Start of Data

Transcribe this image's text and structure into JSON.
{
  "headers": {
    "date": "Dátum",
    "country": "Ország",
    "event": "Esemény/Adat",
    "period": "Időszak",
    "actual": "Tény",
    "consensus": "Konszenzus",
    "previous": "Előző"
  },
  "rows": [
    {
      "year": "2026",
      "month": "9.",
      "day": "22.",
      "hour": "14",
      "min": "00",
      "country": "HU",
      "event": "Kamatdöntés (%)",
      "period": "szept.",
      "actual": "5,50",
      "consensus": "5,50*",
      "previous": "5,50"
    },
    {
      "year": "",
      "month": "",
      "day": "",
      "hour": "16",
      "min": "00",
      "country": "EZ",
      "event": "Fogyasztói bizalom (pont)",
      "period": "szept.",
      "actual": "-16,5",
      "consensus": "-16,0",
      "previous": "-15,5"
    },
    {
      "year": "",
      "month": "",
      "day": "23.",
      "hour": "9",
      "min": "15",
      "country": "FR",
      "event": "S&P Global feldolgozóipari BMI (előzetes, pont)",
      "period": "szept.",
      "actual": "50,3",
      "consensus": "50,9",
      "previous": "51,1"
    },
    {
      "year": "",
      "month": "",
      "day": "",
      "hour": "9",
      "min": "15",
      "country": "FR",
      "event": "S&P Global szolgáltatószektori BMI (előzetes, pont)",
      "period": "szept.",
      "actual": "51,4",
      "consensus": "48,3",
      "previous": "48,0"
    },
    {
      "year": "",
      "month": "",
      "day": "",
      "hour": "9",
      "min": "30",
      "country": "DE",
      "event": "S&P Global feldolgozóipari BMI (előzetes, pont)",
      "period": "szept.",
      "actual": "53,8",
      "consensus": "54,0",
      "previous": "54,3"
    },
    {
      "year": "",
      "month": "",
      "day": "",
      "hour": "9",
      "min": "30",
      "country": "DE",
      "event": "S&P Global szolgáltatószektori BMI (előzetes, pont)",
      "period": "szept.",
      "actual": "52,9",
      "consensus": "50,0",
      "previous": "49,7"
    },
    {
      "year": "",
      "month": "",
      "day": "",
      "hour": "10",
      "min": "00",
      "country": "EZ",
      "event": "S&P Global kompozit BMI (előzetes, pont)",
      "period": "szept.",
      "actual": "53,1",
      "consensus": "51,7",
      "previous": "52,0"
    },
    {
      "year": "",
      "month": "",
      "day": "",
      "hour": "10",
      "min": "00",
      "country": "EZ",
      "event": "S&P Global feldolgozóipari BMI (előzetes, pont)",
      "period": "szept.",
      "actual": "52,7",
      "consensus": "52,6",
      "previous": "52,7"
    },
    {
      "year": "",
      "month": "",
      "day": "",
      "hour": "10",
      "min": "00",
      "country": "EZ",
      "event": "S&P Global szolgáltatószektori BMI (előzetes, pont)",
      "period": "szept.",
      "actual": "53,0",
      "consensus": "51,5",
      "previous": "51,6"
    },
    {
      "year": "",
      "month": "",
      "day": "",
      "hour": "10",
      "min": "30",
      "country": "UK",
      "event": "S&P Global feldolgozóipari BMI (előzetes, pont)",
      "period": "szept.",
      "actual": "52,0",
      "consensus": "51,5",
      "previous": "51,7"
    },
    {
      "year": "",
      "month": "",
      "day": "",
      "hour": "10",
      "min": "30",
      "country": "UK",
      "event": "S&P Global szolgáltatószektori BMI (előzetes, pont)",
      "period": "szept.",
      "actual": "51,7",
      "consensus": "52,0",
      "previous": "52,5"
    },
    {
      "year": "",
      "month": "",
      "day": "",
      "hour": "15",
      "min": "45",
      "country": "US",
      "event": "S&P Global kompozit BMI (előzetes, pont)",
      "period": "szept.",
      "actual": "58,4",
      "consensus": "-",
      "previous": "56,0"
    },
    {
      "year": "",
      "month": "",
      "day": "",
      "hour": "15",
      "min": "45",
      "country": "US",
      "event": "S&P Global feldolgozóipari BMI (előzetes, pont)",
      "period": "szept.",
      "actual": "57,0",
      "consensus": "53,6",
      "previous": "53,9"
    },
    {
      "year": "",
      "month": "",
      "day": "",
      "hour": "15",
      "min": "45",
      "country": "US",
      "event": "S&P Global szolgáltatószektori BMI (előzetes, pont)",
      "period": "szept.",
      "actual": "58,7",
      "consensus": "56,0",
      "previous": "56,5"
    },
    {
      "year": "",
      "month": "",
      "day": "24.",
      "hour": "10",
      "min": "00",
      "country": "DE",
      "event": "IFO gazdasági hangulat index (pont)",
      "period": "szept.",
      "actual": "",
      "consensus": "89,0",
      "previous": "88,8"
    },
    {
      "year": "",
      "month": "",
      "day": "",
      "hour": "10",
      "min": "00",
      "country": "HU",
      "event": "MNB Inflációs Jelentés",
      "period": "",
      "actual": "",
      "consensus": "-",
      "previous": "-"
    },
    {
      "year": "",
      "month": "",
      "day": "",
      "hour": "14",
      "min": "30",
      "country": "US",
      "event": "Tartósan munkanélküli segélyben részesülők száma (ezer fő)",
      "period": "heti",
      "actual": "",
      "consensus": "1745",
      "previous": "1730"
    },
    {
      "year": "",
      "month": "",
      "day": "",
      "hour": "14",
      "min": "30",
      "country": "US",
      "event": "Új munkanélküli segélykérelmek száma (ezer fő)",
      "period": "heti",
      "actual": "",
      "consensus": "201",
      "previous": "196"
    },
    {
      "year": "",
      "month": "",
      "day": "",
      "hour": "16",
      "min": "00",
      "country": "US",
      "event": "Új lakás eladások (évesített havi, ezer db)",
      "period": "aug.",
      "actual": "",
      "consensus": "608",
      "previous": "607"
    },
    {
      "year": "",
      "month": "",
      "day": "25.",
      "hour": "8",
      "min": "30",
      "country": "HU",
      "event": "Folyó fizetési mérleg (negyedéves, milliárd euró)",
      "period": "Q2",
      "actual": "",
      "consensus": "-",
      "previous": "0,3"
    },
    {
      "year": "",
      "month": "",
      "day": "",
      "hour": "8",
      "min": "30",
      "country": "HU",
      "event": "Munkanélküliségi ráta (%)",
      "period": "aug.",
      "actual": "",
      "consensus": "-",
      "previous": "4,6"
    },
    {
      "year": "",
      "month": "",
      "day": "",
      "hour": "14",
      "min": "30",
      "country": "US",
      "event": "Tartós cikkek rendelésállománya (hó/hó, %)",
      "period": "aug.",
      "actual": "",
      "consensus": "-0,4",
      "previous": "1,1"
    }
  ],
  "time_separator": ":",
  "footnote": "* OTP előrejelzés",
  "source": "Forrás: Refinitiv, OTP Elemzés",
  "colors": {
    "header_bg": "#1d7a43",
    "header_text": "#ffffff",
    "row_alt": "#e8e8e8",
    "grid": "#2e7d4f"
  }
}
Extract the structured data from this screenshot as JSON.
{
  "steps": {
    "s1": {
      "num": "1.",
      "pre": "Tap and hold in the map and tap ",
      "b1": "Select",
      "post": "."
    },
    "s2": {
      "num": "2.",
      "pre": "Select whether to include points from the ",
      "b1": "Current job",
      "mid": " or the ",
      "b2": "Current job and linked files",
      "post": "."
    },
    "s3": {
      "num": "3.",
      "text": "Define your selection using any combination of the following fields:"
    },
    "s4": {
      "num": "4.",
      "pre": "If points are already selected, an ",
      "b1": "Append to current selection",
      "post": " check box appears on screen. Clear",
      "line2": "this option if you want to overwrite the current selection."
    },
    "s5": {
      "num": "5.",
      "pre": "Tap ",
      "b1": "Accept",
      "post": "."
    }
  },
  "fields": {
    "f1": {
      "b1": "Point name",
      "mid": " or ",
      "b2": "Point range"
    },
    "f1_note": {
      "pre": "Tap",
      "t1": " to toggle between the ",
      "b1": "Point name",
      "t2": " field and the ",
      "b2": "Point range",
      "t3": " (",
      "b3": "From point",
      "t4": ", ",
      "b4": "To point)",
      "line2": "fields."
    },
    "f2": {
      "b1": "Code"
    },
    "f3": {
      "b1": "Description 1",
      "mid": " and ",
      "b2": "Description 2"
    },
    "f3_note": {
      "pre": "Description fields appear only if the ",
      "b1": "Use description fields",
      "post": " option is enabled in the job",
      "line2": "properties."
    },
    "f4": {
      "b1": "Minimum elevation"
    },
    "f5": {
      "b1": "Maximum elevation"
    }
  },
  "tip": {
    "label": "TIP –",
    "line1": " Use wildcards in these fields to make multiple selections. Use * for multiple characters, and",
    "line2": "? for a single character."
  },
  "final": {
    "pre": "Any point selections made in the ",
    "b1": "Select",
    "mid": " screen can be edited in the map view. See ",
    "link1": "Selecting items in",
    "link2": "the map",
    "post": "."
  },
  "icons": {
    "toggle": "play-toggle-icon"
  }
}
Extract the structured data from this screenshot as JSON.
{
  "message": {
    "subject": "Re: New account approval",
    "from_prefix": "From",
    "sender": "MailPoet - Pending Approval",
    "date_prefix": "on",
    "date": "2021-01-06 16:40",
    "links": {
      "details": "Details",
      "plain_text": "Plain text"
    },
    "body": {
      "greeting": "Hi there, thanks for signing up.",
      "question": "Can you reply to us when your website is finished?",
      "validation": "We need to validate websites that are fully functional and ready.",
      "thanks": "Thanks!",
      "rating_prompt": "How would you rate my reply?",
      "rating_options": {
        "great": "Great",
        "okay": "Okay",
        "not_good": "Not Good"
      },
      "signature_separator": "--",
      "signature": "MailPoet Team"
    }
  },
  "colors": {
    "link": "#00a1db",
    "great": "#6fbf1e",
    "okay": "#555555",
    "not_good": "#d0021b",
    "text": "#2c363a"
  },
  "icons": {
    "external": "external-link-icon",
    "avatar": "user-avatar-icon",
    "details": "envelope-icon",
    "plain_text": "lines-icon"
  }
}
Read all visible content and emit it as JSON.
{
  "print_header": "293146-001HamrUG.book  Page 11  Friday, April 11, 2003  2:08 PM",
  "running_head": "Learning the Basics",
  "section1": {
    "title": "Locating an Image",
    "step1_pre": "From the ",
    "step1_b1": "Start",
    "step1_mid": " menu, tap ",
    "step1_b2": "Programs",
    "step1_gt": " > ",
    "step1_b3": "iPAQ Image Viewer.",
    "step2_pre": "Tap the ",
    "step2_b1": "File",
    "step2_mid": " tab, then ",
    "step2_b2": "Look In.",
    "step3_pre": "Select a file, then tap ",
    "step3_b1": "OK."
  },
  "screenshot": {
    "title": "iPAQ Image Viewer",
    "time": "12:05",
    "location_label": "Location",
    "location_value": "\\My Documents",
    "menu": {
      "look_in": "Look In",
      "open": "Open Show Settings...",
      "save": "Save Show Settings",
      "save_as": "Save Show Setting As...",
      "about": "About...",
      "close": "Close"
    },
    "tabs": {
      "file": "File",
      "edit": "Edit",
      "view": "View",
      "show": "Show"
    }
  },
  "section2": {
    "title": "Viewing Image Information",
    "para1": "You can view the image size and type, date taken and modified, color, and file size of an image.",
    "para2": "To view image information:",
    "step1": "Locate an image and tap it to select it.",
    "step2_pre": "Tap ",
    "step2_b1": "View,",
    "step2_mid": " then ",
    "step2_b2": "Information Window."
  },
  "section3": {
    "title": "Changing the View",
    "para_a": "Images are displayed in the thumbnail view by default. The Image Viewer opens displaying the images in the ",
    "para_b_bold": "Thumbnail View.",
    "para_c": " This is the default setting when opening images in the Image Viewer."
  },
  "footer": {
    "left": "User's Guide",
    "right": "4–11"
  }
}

End of Data

Check each line of the records above for "title", and copy those that have it.

Answer in full:
    "title": "Locating an Image",
    "title": "iPAQ Image Viewer",
    "title": "Viewing Image Information",
    "title": "Changing the View",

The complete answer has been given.